Write out all of the data without omission, exactly as shown.

* start INFORMATION PROVIDED *

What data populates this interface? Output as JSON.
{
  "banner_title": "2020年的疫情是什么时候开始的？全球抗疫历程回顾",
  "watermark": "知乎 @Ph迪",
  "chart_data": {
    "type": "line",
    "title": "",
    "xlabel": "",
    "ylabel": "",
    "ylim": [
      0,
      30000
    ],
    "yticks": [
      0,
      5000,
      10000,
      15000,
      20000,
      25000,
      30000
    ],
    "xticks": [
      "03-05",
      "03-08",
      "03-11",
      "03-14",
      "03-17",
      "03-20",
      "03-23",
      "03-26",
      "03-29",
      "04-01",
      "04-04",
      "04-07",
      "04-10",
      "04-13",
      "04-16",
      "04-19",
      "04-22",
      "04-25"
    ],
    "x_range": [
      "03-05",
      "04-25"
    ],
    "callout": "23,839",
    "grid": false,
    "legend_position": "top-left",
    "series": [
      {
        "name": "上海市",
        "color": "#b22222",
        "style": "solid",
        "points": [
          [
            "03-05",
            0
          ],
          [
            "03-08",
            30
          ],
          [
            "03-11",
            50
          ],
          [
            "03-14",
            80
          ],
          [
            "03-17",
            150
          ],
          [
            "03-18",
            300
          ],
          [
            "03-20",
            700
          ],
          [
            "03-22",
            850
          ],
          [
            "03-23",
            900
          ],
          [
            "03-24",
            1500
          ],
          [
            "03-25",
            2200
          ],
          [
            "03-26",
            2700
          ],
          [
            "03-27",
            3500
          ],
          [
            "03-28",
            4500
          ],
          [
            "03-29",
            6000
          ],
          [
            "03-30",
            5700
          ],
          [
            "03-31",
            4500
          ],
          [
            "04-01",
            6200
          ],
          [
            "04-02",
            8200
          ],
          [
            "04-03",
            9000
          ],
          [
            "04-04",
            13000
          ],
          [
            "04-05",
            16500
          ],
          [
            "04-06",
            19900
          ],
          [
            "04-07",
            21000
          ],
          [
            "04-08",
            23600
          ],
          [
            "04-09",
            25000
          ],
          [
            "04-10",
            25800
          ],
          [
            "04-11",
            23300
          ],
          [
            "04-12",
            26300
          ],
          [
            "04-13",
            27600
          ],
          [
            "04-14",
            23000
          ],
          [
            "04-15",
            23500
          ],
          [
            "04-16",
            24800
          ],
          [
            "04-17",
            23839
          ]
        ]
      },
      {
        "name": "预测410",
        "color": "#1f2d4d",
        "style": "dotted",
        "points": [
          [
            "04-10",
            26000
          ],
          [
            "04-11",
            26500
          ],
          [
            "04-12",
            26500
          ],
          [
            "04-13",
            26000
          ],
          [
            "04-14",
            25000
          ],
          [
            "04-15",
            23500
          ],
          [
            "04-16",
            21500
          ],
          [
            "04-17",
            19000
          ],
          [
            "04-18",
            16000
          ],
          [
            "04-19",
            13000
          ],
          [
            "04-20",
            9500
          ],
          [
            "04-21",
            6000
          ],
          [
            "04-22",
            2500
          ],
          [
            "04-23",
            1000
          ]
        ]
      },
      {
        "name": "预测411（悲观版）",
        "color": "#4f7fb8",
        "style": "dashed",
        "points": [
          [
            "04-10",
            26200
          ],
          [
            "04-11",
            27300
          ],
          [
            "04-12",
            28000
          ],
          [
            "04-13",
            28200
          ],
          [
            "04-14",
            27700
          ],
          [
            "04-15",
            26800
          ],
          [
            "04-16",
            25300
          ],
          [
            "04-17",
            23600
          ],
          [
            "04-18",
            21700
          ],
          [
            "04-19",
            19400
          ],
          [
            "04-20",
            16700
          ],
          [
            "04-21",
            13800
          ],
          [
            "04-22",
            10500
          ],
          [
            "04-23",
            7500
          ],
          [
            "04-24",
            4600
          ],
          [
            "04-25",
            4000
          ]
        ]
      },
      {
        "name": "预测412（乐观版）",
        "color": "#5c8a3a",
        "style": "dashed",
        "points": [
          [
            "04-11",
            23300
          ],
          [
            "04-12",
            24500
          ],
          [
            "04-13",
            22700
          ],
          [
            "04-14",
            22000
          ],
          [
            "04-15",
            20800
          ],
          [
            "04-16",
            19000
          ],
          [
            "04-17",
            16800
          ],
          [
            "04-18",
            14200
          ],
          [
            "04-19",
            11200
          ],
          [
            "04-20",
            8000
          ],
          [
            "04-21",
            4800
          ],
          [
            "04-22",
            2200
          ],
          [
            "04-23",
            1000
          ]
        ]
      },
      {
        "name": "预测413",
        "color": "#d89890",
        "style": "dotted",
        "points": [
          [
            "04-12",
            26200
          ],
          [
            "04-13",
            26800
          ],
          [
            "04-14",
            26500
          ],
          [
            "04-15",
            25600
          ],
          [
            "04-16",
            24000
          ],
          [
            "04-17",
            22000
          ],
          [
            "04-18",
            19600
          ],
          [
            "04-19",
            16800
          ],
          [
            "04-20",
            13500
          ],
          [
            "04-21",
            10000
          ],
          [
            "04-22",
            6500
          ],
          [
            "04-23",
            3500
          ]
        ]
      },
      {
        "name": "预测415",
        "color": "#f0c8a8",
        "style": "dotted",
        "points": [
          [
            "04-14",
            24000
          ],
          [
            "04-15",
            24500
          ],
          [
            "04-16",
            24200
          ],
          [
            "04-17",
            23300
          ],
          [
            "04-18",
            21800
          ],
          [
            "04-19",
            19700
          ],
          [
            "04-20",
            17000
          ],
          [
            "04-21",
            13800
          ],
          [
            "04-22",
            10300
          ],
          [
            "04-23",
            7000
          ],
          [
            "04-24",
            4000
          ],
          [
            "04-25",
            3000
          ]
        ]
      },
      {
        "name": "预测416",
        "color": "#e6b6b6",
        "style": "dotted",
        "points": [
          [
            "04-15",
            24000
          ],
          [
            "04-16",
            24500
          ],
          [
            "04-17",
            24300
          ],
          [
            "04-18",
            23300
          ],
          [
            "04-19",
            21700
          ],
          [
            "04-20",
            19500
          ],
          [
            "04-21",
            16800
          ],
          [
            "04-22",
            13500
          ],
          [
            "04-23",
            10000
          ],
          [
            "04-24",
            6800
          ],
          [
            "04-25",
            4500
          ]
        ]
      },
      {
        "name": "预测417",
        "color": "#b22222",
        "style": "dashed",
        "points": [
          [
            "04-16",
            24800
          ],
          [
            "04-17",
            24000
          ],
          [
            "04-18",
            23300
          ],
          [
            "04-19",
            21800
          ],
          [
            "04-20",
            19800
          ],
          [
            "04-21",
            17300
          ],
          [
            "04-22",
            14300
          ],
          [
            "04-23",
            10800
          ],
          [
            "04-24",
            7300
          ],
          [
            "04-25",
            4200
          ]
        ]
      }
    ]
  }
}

* end INFORMATION PROVIDED *

**WRITTEN SOLUTION**
What data populates this interface? Output as JSON.
{
  "banner_title": "2020年的疫情是什么时候开始的？全球抗疫历程回顾",
  "watermark": "知乎 @Ph迪",
  "chart_data": {
    "type": "line",
    "title": "",
    "xlabel": "",
    "ylabel": "",
    "ylim": [
      0,
      30000
    ],
    "yticks": [
      0,
      5000,
      10000,
      15000,
      20000,
      25000,
      30000
    ],
    "xticks": [
      "03-05",
      "03-08",
      "03-11",
      "03-14",
      "03-17",
      "03-20",
      "03-23",
      "03-26",
      "03-29",
      "04-01",
      "04-04",
      "04-07",
      "04-10",
      "04-13",
      "04-16",
      "04-19",
      "04-22",
      "04-25"
    ],
    "x_range": [
      "03-05",
      "04-25"
    ],
    "callout": "23,839",
    "grid": false,
    "legend_position": "top-left",
    "series": [
      {
        "name": "上海市",
        "color": "#b22222",
        "style": "solid",
        "points": [
          [
            "03-05",
            0
          ],
          [
            "03-08",
            30
          ],
          [
            "03-11",
            50
          ],
          [
            "03-14",
            80
          ],
          [
            "03-17",
            150
          ],
          [
            "03-18",
            300
          ],
          [
            "03-20",
            700
          ],
          [
            "03-22",
            850
          ],
          [
            "03-23",
            900
          ],
          [
            "03-24",
            1500
          ],
          [
            "03-25",
            2200
          ],
          [
            "03-26",
            2700
          ],
          [
            "03-27",
            3500
          ],
          [
            "03-28",
            4500
          ],
          [
            "03-29",
            6000
          ],
          [
            "03-30",
            5700
          ],
          [
            "03-31",
            4500
          ],
          [
            "04-01",
            6200
          ],
          [
            "04-02",
            8200
          ],
          [
            "04-03",
            9000
          ],
          [
            "04-04",
            13000
          ],
          [
            "04-05",
            16500
          ],
          [
            "04-06",
            19900
          ],
          [
            "04-07",
            21000
          ],
          [
            "04-08",
            23600
          ],
          [
            "04-09",
            25000
          ],
          [
            "04-10",
            25800
          ],
          [
            "04-11",
            23300
          ],
          [
            "04-12",
            26300
          ],
          [
            "04-13",
            27600
          ],
          [
            "04-14",
            23000
          ],
          [
            "04-15",
            23500
          ],
          [
            "04-16",
            24800
          ],
          [
            "04-17",
            23839
          ]
        ]
      },
      {
        "name": "预测410",
        "color": "#1f2d4d",
        "style": "dotted",
        "points": [
          [
            "04-10",
            26000
          ],
          [
            "04-11",
            26500
          ],
          [
            "04-12",
            26500
          ],
          [
            "04-13",
            26000
          ],
          [
            "04-14",
            25000
          ],
          [
            "04-15",
            23500
          ],
          [
            "04-16",
            21500
          ],
          [
            "04-17",
            19000
          ],
          [
            "04-18",
            16000
          ],
          [
            "04-19",
            13000
          ],
          [
            "04-20",
            9500
          ],
          [
            "04-21",
            6000
          ],
          [
            "04-22",
            2500
          ],
          [
            "04-23",
            1000
          ]
        ]
      },
      {
        "name": "预测411（悲观版）",
        "color": "#4f7fb8",
        "style": "dashed",
        "points": [
          [
            "04-10",
            26200
          ],
          [
            "04-11",
            27300
          ],
          [
            "04-12",
            28000
          ],
          [
            "04-13",
            28200
          ],
          [
            "04-14",
            27700
          ],
          [
            "04-15",
            26800
          ],
          [
            "04-16",
            25300
          ],
          [
            "04-17",
            23600
          ],
          [
            "04-18",
            21700
          ],
          [
            "04-19",
            19400
          ],
          [
            "04-20",
            16700
          ],
          [
            "04-21",
            13800
          ],
          [
            "04-22",
            10500
          ],
          [
            "04-23",
            7500
          ],
          [
            "04-24",
            4600
          ],
          [
            "04-25",
            4000
          ]
        ]
      },
      {
        "name": "预测412（乐观版）",
        "color": "#5c8a3a",
        "style": "dashed",
        "points": [
          [
            "04-11",
            23300
          ],
          [
            "04-12",
            24500
          ],
          [
            "04-13",
            22700
          ],
          [
            "04-14",
            22000
          ],
          [
            "04-15",
            20800
          ],
          [
            "04-16",
            19000
          ],
          [
            "04-17",
            16800
          ],
          [
            "04-18",
            14200
          ],
          [
            "04-19",
            11200
          ],
          [
            "04-20",
            8000
          ],
          [
            "04-21",
            4800
          ],
          [
            "04-22",
            2200
          ],
          [
            "04-23",
            1000
          ]
        ]
      },
      {
        "name": "预测413",
        "color": "#d89890",
        "style": "dotted",
        "points": [
          [
            "04-12",
            26200
          ],
          [
            "04-13",
            26800
          ],
          [
            "04-14",
            26500
          ],
          [
            "04-15",
            25600
          ],
          [
            "04-16",
            24000
          ],
          [
            "04-17",
            22000
          ],
          [
            "04-18",
            19600
          ],
          [
            "04-19",
            16800
          ],
          [
            "04-20",
            13500
          ],
          [
            "04-21",
            10000
          ],
          [
            "04-22",
            6500
          ],
          [
            "04-23",
            3500
          ]
        ]
      },
      {
        "name": "预测415",
        "color": "#f0c8a8",
        "style": "dotted",
        "points": [
          [
            "04-14",
            24000
          ],
          [
            "04-15",
            24500
          ],
          [
            "04-16",
            24200
          ],
          [
            "04-17",
            23300
          ],
          [
            "04-18",
            21800
          ],
          [
            "04-19",
            19700
          ],
          [
            "04-20",
            17000
          ],
          [
            "04-21",
            13800
          ],
          [
            "04-22",
            10300
          ],
          [
            "04-23",
            7000
          ],
          [
            "04-24",
            4000
          ],
          [
            "04-25",
            3000
          ]
        ]
      },
      {
        "name": "预测416",
        "color": "#e6b6b6",
        "style": "dotted",
        "points": [
          [
            "04-15",
            24000
          ],
          [
            "04-16",
            24500
          ],
          [
            "04-17",
            24300
          ],
          [
            "04-18",
            23300
          ],
          [
            "04-19",
            21700
          ],
          [
            "04-20",
            19500
          ],
          [
            "04-21",
            16800
          ],
          [
            "04-22",
            13500
          ],
          [
            "04-23",
            10000
          ],
          [
            "04-24",
            6800
          ],
          [
            "04-25",
            4500
          ]
        ]
      },
      {
        "name": "预测417",
        "color": "#b22222",
        "style": "dashed",
        "points": [
          [
            "04-16",
            24800
          ],
          [
            "04-17",
            24000
          ],
          [
            "04-18",
            23300
          ],
          [
            "04-19",
            21800
          ],
          [
            "04-20",
            19800
          ],
          [
            "04-21",
            17300
          ],
          [
            "04-22",
            14300
          ],
          [
            "04-23",
            10800
          ],
          [
            "04-24",
            7300
          ],
          [
            "04-25",
            4200
          ]
        ]
      }
    ]
  }
}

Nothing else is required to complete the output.